_Required task_
Reproduce each line of the data below without any changes.
[START OF Input data]
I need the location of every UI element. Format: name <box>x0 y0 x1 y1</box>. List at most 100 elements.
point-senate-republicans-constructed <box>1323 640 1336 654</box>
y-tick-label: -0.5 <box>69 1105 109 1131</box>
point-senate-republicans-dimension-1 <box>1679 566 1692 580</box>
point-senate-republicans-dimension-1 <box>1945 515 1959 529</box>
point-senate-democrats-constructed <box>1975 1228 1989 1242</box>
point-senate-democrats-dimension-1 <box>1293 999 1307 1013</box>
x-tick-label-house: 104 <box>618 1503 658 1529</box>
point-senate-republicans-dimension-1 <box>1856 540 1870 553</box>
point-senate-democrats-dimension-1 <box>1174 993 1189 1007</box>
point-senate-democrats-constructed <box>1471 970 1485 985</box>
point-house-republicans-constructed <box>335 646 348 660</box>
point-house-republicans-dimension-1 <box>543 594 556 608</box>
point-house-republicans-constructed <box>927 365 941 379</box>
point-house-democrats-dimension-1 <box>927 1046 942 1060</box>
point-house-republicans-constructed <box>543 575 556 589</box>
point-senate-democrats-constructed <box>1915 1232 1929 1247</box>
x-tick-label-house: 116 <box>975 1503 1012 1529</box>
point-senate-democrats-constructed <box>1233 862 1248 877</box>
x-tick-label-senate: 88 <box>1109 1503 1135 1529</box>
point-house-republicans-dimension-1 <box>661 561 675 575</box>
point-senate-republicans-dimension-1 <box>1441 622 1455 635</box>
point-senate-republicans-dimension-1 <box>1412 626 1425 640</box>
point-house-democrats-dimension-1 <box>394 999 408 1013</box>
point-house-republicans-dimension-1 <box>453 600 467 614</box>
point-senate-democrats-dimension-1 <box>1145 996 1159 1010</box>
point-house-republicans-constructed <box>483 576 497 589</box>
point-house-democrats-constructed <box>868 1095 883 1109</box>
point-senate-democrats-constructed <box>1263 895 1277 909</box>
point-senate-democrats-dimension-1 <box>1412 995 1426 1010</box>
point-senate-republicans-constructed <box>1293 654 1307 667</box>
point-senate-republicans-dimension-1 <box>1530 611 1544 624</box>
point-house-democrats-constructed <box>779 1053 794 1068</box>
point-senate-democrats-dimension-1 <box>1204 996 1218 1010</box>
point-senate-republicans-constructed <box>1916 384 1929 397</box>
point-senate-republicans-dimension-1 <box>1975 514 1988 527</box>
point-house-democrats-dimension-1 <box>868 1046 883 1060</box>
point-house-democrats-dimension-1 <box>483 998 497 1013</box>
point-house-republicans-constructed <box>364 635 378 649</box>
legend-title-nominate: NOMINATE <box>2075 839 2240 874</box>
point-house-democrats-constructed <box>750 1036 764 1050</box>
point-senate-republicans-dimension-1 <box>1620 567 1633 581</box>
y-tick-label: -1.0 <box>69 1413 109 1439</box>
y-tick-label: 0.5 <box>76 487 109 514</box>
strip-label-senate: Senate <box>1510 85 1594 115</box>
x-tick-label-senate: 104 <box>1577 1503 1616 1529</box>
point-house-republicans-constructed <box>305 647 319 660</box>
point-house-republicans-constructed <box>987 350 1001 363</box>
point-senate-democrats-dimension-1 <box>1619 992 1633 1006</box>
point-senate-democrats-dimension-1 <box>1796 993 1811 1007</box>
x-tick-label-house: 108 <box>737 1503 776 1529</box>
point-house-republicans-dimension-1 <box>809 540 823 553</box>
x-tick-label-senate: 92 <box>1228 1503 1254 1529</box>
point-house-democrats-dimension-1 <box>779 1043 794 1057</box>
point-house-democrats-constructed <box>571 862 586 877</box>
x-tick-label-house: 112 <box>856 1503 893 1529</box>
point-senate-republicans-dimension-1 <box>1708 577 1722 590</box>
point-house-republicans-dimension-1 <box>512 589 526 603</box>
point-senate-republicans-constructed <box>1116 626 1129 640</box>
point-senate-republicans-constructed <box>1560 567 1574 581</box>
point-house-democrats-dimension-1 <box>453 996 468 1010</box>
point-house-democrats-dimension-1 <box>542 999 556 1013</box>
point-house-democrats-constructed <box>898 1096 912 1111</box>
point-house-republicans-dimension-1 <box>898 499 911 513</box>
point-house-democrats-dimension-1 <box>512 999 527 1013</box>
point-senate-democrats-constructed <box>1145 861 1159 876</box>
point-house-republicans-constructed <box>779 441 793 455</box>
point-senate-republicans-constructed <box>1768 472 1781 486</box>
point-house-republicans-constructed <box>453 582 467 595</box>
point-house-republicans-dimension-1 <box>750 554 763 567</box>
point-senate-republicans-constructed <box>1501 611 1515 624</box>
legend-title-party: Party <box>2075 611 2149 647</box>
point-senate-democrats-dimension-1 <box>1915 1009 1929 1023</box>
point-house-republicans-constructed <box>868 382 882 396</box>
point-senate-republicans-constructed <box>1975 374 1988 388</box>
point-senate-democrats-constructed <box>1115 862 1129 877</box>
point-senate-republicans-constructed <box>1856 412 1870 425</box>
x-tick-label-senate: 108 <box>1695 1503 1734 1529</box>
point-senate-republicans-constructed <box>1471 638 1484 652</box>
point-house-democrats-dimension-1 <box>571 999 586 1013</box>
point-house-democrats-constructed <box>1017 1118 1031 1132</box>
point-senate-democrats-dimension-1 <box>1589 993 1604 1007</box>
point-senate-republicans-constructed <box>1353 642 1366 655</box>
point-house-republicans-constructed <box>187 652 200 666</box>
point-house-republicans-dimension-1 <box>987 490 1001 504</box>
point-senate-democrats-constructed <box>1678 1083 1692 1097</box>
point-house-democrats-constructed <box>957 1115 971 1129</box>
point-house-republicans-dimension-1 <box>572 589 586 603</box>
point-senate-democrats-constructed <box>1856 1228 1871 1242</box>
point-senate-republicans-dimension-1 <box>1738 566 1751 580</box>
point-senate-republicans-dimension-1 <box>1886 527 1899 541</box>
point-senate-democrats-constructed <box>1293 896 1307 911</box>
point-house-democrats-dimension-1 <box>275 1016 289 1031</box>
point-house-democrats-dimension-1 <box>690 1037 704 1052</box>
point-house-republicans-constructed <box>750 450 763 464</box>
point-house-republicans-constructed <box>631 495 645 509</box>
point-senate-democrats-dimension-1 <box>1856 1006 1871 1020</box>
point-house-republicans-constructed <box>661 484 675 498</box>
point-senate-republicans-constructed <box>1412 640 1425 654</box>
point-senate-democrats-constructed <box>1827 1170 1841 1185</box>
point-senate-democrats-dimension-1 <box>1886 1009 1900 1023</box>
[END OF Input data]
_Right answer_
I need the location of every UI element. Format: name <box>x0 y0 x1 y1</box>. List at most 100 elements.
point-senate-republicans-constructed <box>1323 640 1336 654</box>
y-tick-label: -0.5 <box>69 1105 109 1131</box>
point-senate-republicans-dimension-1 <box>1679 566 1692 580</box>
point-senate-republicans-dimension-1 <box>1945 515 1959 529</box>
point-senate-democrats-constructed <box>1975 1228 1989 1242</box>
point-senate-democrats-dimension-1 <box>1293 999 1307 1013</box>
x-tick-label-house: 104 <box>618 1503 658 1529</box>
point-senate-republicans-dimension-1 <box>1856 540 1870 553</box>
point-senate-democrats-dimension-1 <box>1174 993 1189 1007</box>
point-senate-democrats-constructed <box>1471 970 1485 985</box>
point-house-republicans-constructed <box>335 646 348 660</box>
point-house-republicans-dimension-1 <box>543 594 556 608</box>
point-house-republicans-constructed <box>927 365 941 379</box>
point-house-democrats-dimension-1 <box>927 1046 942 1060</box>
point-house-republicans-constructed <box>543 575 556 589</box>
point-senate-democrats-constructed <box>1915 1232 1929 1247</box>
x-tick-label-house: 116 <box>975 1503 1012 1529</box>
point-senate-democrats-constructed <box>1233 862 1248 877</box>
x-tick-label-senate: 88 <box>1109 1503 1135 1529</box>
point-house-republicans-dimension-1 <box>661 561 675 575</box>
point-senate-republicans-dimension-1 <box>1441 622 1455 635</box>
point-senate-republicans-dimension-1 <box>1412 626 1425 640</box>
point-house-democrats-dimension-1 <box>394 999 408 1013</box>
point-house-republicans-dimension-1 <box>453 600 467 614</box>
point-senate-democrats-dimension-1 <box>1145 996 1159 1010</box>
point-house-republicans-constructed <box>483 576 497 589</box>
point-house-democrats-constructed <box>868 1095 883 1109</box>
point-senate-democrats-constructed <box>1263 895 1277 909</box>
point-senate-democrats-dimension-1 <box>1412 995 1426 1010</box>
point-senate-republicans-constructed <box>1293 654 1307 667</box>
point-senate-republicans-dimension-1 <box>1530 611 1544 624</box>
point-house-democrats-constructed <box>779 1053 794 1068</box>
point-senate-democrats-dimension-1 <box>1204 996 1218 1010</box>
point-senate-republicans-constructed <box>1916 384 1929 397</box>
point-senate-republicans-dimension-1 <box>1975 514 1988 527</box>
point-house-democrats-dimension-1 <box>868 1046 883 1060</box>
point-house-democrats-dimension-1 <box>483 998 497 1013</box>
point-house-republicans-constructed <box>364 635 378 649</box>
legend-title-nominate: NOMINATE <box>2075 839 2240 874</box>
point-house-democrats-constructed <box>750 1036 764 1050</box>
point-senate-republicans-dimension-1 <box>1620 567 1633 581</box>
y-tick-label: -1.0 <box>69 1413 109 1439</box>
y-tick-label: 0.5 <box>76 487 109 514</box>
strip-label-senate: Senate <box>1510 85 1594 115</box>
x-tick-label-senate: 104 <box>1577 1503 1616 1529</box>
point-house-republicans-constructed <box>305 647 319 660</box>
point-house-republicans-constructed <box>987 350 1001 363</box>
point-senate-democrats-dimension-1 <box>1619 992 1633 1006</box>
point-senate-democrats-dimension-1 <box>1796 993 1811 1007</box>
x-tick-label-house: 108 <box>737 1503 776 1529</box>
point-house-republicans-dimension-1 <box>809 540 823 553</box>
x-tick-label-senate: 92 <box>1228 1503 1254 1529</box>
point-house-democrats-dimension-1 <box>779 1043 794 1057</box>
point-house-democrats-constructed <box>571 862 586 877</box>
x-tick-label-house: 112 <box>856 1503 893 1529</box>
point-senate-republicans-dimension-1 <box>1708 577 1722 590</box>
point-house-republicans-dimension-1 <box>512 589 526 603</box>
point-senate-republicans-constructed <box>1116 626 1129 640</box>
point-senate-republicans-constructed <box>1560 567 1574 581</box>
point-house-democrats-dimension-1 <box>453 996 468 1010</box>
point-house-democrats-dimension-1 <box>542 999 556 1013</box>
point-house-democrats-constructed <box>898 1096 912 1111</box>
point-house-republicans-dimension-1 <box>898 499 911 513</box>
point-house-democrats-dimension-1 <box>512 999 527 1013</box>
point-senate-democrats-constructed <box>1145 861 1159 876</box>
point-house-republicans-constructed <box>779 441 793 455</box>
point-senate-republicans-constructed <box>1768 472 1781 486</box>
point-house-republicans-constructed <box>453 582 467 595</box>
point-house-republicans-dimension-1 <box>750 554 763 567</box>
point-senate-republicans-constructed <box>1501 611 1515 624</box>
legend-title-party: Party <box>2075 611 2149 647</box>
point-senate-democrats-dimension-1 <box>1915 1009 1929 1023</box>
point-house-republicans-constructed <box>868 382 882 396</box>
point-senate-republicans-constructed <box>1975 374 1988 388</box>
point-senate-democrats-constructed <box>1115 862 1129 877</box>
point-senate-republicans-constructed <box>1856 412 1870 425</box>
x-tick-label-senate: 108 <box>1695 1503 1734 1529</box>
point-senate-republicans-constructed <box>1471 638 1484 652</box>
point-house-democrats-dimension-1 <box>571 999 586 1013</box>
point-house-democrats-constructed <box>1017 1118 1031 1132</box>
point-senate-democrats-dimension-1 <box>1589 993 1604 1007</box>
point-senate-republicans-constructed <box>1353 642 1366 655</box>
point-house-republicans-constructed <box>187 652 200 666</box>
point-house-republicans-dimension-1 <box>987 490 1001 504</box>
point-senate-democrats-constructed <box>1678 1083 1692 1097</box>
point-house-democrats-constructed <box>957 1115 971 1129</box>
point-house-republicans-dimension-1 <box>572 589 586 603</box>
point-senate-democrats-constructed <box>1856 1228 1871 1242</box>
point-senate-republicans-dimension-1 <box>1738 566 1751 580</box>
point-senate-republicans-dimension-1 <box>1886 527 1899 541</box>
point-senate-democrats-constructed <box>1293 896 1307 911</box>
point-house-democrats-dimension-1 <box>275 1016 289 1031</box>
point-house-democrats-dimension-1 <box>690 1037 704 1052</box>
point-house-republicans-constructed <box>750 450 763 464</box>
point-house-republicans-constructed <box>631 495 645 509</box>
point-senate-democrats-dimension-1 <box>1856 1006 1871 1020</box>
point-house-republicans-constructed <box>661 484 675 498</box>
point-senate-republicans-constructed <box>1412 640 1425 654</box>
point-senate-democrats-constructed <box>1827 1170 1841 1185</box>
point-senate-democrats-dimension-1 <box>1886 1009 1900 1023</box>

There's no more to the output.